- _WHAT IS EXPECTED_
Copy the records below exactly, leaving out any pictures.
*** TASK INPUT
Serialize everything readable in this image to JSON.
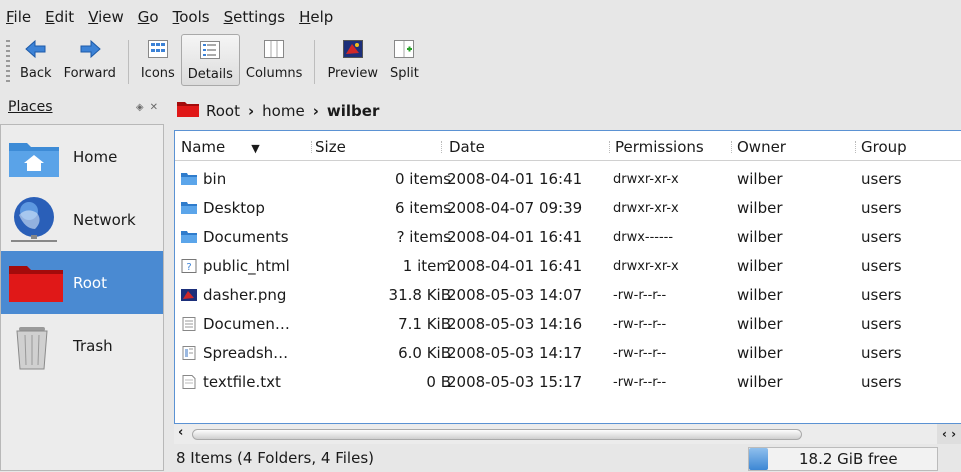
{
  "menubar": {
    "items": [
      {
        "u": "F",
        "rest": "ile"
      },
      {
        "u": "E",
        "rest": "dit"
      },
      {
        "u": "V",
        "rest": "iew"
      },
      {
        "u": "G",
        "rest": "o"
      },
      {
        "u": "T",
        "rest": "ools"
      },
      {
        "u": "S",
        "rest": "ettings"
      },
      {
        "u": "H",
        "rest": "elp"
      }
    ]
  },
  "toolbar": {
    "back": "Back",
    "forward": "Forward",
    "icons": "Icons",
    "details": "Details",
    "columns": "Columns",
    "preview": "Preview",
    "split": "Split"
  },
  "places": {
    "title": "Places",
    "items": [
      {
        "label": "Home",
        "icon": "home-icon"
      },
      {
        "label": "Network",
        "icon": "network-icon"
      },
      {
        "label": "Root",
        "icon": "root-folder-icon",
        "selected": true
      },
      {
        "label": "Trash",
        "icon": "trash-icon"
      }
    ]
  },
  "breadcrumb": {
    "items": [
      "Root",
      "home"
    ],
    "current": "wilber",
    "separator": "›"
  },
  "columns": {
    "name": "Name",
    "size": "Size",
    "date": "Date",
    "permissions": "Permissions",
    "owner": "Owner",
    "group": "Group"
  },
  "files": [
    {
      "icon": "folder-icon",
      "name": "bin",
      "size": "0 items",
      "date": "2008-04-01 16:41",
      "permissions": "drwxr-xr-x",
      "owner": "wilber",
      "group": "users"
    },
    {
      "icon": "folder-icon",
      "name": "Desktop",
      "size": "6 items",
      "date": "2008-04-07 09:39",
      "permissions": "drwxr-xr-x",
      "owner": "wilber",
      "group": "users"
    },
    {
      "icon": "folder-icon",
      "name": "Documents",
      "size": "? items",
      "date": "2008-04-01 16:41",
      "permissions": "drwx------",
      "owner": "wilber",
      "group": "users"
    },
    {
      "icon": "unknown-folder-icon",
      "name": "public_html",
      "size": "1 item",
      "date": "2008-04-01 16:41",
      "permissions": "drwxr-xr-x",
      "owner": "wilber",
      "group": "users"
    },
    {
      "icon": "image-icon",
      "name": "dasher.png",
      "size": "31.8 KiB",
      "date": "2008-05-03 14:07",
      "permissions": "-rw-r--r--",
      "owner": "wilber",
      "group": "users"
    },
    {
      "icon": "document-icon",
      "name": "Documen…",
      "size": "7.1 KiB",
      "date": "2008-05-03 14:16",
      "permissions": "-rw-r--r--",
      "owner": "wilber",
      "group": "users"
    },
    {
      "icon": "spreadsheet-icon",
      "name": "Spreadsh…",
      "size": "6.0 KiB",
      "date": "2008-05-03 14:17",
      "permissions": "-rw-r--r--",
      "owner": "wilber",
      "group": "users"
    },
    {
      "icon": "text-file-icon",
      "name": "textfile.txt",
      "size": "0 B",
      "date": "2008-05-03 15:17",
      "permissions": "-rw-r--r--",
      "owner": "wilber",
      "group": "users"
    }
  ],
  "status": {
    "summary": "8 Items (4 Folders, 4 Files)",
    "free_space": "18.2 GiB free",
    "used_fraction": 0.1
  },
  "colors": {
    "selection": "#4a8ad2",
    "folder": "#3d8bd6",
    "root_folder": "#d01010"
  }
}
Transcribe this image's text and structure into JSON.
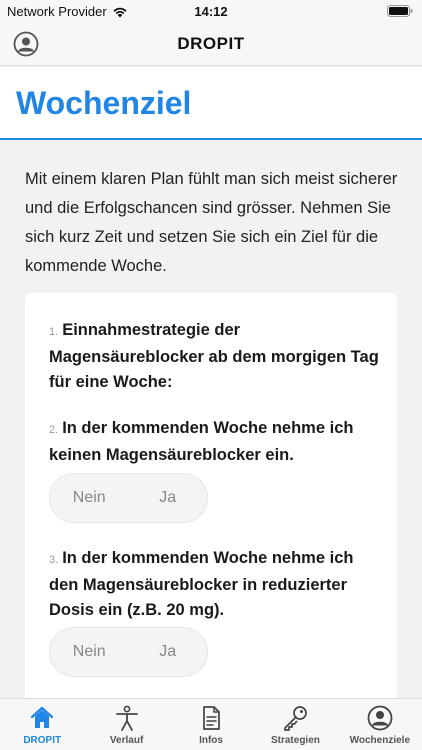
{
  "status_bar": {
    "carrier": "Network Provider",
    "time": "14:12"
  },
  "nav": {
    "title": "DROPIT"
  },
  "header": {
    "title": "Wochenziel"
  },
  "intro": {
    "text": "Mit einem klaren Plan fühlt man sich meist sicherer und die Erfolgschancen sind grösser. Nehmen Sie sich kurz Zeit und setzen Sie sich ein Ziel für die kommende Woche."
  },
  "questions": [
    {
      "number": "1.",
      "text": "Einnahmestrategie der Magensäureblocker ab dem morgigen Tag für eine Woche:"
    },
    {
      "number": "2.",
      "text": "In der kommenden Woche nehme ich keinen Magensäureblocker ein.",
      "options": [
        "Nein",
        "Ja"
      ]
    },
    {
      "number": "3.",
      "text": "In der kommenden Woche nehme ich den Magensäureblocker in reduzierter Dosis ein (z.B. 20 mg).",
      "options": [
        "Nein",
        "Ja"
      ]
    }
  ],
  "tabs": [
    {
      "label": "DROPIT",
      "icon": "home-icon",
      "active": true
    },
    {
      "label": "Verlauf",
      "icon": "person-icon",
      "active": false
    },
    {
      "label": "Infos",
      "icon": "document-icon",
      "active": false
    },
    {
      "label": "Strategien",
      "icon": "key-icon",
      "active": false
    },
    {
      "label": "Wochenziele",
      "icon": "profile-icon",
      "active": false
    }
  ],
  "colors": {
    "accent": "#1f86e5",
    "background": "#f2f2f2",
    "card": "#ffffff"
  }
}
******
- _IN RESPONSE_
Serialize everything readable in this image to JSON.
{
  "menubar": {
    "items": [
      {
        "u": "F",
        "rest": "ile"
      },
      {
        "u": "E",
        "rest": "dit"
      },
      {
        "u": "V",
        "rest": "iew"
      },
      {
        "u": "G",
        "rest": "o"
      },
      {
        "u": "T",
        "rest": "ools"
      },
      {
        "u": "S",
        "rest": "ettings"
      },
      {
        "u": "H",
        "rest": "elp"
      }
    ]
  },
  "toolbar": {
    "back": "Back",
    "forward": "Forward",
    "icons": "Icons",
    "details": "Details",
    "columns": "Columns",
    "preview": "Preview",
    "split": "Split"
  },
  "places": {
    "title": "Places",
    "items": [
      {
        "label": "Home",
        "icon": "home-icon"
      },
      {
        "label": "Network",
        "icon": "network-icon"
      },
      {
        "label": "Root",
        "icon": "root-folder-icon",
        "selected": true
      },
      {
        "label": "Trash",
        "icon": "trash-icon"
      }
    ]
  },
  "breadcrumb": {
    "items": [
      "Root",
      "home"
    ],
    "current": "wilber",
    "separator": "›"
  },
  "columns": {
    "name": "Name",
    "size": "Size",
    "date": "Date",
    "permissions": "Permissions",
    "owner": "Owner",
    "group": "Group"
  },
  "files": [
    {
      "icon": "folder-icon",
      "name": "bin",
      "size": "0 items",
      "date": "2008-04-01 16:41",
      "permissions": "drwxr-xr-x",
      "owner": "wilber",
      "group": "users"
    },
    {
      "icon": "folder-icon",
      "name": "Desktop",
      "size": "6 items",
      "date": "2008-04-07 09:39",
      "permissions": "drwxr-xr-x",
      "owner": "wilber",
      "group": "users"
    },
    {
      "icon": "folder-icon",
      "name": "Documents",
      "size": "? items",
      "date": "2008-04-01 16:41",
      "permissions": "drwx------",
      "owner": "wilber",
      "group": "users"
    },
    {
      "icon": "unknown-folder-icon",
      "name": "public_html",
      "size": "1 item",
      "date": "2008-04-01 16:41",
      "permissions": "drwxr-xr-x",
      "owner": "wilber",
      "group": "users"
    },
    {
      "icon": "image-icon",
      "name": "dasher.png",
      "size": "31.8 KiB",
      "date": "2008-05-03 14:07",
      "permissions": "-rw-r--r--",
      "owner": "wilber",
      "group": "users"
    },
    {
      "icon": "document-icon",
      "name": "Documen…",
      "size": "7.1 KiB",
      "date": "2008-05-03 14:16",
      "permissions": "-rw-r--r--",
      "owner": "wilber",
      "group": "users"
    },
    {
      "icon": "spreadsheet-icon",
      "name": "Spreadsh…",
      "size": "6.0 KiB",
      "date": "2008-05-03 14:17",
      "permissions": "-rw-r--r--",
      "owner": "wilber",
      "group": "users"
    },
    {
      "icon": "text-file-icon",
      "name": "textfile.txt",
      "size": "0 B",
      "date": "2008-05-03 15:17",
      "permissions": "-rw-r--r--",
      "owner": "wilber",
      "group": "users"
    }
  ],
  "status": {
    "summary": "8 Items (4 Folders, 4 Files)",
    "free_space": "18.2 GiB free",
    "used_fraction": 0.1
  },
  "colors": {
    "selection": "#4a8ad2",
    "folder": "#3d8bd6",
    "root_folder": "#d01010"
  }
}
Transcribe this image's text and structure into JSON.
{
  "status_bar": {
    "carrier": "Network Provider",
    "time": "14:12"
  },
  "nav": {
    "title": "DROPIT"
  },
  "header": {
    "title": "Wochenziel"
  },
  "intro": {
    "text": "Mit einem klaren Plan fühlt man sich meist sicherer und die Erfolgschancen sind grösser. Nehmen Sie sich kurz Zeit und setzen Sie sich ein Ziel für die kommende Woche."
  },
  "questions": [
    {
      "number": "1.",
      "text": "Einnahmestrategie der Magensäureblocker ab dem morgigen Tag für eine Woche:"
    },
    {
      "number": "2.",
      "text": "In der kommenden Woche nehme ich keinen Magensäureblocker ein.",
      "options": [
        "Nein",
        "Ja"
      ]
    },
    {
      "number": "3.",
      "text": "In der kommenden Woche nehme ich den Magensäureblocker in reduzierter Dosis ein (z.B. 20 mg).",
      "options": [
        "Nein",
        "Ja"
      ]
    }
  ],
  "tabs": [
    {
      "label": "DROPIT",
      "icon": "home-icon",
      "active": true
    },
    {
      "label": "Verlauf",
      "icon": "person-icon",
      "active": false
    },
    {
      "label": "Infos",
      "icon": "document-icon",
      "active": false
    },
    {
      "label": "Strategien",
      "icon": "key-icon",
      "active": false
    },
    {
      "label": "Wochenziele",
      "icon": "profile-icon",
      "active": false
    }
  ],
  "colors": {
    "accent": "#1f86e5",
    "background": "#f2f2f2",
    "card": "#ffffff"
  }
}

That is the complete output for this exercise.